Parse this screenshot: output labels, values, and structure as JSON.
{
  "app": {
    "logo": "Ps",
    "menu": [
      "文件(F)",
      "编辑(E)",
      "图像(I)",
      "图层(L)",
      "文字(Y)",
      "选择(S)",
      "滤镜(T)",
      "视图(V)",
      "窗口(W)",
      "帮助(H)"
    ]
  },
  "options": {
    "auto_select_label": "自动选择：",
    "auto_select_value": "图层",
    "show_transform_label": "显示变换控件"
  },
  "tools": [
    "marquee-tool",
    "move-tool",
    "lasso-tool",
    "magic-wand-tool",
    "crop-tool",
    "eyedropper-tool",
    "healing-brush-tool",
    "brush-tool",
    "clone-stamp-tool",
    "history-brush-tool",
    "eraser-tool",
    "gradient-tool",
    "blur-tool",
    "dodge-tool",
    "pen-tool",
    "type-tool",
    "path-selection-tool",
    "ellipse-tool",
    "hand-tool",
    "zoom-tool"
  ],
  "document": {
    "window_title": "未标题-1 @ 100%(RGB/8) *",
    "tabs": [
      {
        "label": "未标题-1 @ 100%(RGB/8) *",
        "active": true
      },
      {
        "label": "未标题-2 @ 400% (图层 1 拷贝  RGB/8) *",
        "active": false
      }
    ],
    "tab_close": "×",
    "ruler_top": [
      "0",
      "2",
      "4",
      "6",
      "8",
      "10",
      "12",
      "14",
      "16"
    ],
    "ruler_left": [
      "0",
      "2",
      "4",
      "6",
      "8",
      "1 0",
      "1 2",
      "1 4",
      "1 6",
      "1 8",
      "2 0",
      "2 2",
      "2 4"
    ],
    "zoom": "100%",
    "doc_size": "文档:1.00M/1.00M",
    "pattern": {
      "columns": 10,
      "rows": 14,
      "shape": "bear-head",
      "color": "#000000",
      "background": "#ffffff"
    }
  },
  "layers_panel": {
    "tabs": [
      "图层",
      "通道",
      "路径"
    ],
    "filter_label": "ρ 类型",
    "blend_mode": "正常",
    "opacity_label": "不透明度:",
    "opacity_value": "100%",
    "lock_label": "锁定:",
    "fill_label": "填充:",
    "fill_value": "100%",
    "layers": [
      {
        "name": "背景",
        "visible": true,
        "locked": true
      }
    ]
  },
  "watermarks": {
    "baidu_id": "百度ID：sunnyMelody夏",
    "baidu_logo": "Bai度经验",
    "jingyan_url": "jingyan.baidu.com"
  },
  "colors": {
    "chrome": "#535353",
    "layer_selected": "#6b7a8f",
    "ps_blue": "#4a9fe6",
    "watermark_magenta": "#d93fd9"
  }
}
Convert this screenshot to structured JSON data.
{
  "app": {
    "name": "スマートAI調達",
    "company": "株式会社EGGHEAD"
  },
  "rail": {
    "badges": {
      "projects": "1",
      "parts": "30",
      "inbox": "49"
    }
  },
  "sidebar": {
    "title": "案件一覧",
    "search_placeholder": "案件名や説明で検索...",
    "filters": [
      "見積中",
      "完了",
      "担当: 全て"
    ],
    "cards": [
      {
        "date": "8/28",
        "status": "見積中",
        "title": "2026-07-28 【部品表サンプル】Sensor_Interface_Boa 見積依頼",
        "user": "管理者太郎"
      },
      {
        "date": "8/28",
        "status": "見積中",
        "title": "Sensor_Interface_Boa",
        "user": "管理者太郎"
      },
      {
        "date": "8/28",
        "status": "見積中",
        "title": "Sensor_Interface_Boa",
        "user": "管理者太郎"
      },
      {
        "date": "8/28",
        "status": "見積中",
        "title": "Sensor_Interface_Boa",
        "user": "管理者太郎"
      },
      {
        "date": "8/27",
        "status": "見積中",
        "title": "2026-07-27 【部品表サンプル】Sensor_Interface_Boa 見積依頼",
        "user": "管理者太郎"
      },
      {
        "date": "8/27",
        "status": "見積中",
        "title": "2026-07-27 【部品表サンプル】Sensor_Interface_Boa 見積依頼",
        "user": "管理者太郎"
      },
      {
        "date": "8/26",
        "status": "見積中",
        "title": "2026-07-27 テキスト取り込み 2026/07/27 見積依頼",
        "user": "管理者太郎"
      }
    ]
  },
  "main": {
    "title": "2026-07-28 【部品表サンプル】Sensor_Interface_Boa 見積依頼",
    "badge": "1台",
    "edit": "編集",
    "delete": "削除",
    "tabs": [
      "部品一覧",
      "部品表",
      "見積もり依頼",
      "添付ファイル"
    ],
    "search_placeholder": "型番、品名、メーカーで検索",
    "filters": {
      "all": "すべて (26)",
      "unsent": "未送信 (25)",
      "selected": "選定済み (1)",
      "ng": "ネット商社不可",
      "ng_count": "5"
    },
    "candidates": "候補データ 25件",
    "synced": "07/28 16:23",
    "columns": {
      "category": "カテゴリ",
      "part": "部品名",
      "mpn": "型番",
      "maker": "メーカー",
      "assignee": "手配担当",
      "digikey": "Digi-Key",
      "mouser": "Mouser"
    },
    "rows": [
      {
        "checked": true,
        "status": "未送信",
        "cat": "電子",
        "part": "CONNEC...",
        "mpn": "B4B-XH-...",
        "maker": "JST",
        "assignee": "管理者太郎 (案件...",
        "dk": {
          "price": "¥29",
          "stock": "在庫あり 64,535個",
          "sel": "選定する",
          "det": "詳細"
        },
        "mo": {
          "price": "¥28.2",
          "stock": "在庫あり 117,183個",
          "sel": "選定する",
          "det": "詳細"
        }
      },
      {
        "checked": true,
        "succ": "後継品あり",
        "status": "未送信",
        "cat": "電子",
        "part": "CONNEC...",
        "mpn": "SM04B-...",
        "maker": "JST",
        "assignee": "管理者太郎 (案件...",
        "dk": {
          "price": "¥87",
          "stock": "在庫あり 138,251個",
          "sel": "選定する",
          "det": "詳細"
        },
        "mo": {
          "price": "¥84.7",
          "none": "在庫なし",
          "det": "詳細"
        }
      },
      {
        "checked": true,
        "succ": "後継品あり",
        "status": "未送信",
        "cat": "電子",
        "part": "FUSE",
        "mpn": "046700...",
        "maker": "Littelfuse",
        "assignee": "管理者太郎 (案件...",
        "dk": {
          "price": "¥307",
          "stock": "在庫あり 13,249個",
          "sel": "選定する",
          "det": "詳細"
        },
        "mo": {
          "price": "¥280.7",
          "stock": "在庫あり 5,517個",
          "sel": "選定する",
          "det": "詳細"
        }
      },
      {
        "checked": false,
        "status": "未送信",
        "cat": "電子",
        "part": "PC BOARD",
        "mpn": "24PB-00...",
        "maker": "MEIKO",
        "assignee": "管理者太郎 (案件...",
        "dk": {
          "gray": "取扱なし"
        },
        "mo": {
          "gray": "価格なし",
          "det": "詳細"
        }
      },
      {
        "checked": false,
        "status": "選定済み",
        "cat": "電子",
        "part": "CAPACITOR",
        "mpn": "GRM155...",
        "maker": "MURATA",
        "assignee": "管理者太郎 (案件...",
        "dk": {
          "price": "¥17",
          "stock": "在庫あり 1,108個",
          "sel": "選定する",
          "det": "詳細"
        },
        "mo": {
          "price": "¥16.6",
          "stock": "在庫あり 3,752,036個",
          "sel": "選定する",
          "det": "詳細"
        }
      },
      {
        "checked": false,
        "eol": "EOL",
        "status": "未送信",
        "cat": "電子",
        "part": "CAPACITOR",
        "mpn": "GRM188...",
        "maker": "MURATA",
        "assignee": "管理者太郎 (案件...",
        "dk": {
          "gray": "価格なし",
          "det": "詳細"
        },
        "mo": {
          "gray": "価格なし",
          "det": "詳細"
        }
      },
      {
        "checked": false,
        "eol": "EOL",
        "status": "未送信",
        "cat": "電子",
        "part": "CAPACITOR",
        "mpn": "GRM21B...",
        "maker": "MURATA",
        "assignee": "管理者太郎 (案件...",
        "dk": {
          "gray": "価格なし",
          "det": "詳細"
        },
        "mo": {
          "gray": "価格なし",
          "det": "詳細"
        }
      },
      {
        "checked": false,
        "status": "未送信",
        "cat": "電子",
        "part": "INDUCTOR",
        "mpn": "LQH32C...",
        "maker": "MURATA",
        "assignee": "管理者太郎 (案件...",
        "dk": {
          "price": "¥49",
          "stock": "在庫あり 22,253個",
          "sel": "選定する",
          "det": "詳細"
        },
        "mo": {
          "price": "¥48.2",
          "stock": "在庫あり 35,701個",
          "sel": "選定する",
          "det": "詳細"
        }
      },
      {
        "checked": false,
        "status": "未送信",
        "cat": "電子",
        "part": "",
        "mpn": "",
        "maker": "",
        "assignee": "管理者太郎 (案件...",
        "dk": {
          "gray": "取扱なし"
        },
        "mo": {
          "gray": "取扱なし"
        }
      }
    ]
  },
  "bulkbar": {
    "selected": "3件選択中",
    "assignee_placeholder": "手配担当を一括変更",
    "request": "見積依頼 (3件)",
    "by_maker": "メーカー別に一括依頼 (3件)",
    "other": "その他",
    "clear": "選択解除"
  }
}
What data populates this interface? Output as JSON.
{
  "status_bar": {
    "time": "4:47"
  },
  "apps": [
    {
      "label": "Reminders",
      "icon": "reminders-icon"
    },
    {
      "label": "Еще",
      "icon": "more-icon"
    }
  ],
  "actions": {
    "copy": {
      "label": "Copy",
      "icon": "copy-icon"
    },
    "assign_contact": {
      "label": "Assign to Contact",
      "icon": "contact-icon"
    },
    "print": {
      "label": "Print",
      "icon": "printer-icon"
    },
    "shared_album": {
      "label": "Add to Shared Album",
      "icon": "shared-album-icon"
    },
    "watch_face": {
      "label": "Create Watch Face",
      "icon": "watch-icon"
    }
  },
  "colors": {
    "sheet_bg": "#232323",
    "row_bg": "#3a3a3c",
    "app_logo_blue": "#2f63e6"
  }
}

******************************

TASK OBJECTIVE: Search the lines above for the string "stock" and copy each line that has it.

COMPLETED EXERCISE:
          "stock": "在庫あり 64,535個",
          "stock": "在庫あり 117,183個",
          "stock": "在庫あり 138,251個",
          "stock": "在庫あり 13,249個",
          "stock": "在庫あり 5,517個",
          "stock": "在庫あり 1,108個",
          "stock": "在庫あり 3,752,036個",
          "stock": "在庫あり 22,253個",
          "stock": "在庫あり 35,701個",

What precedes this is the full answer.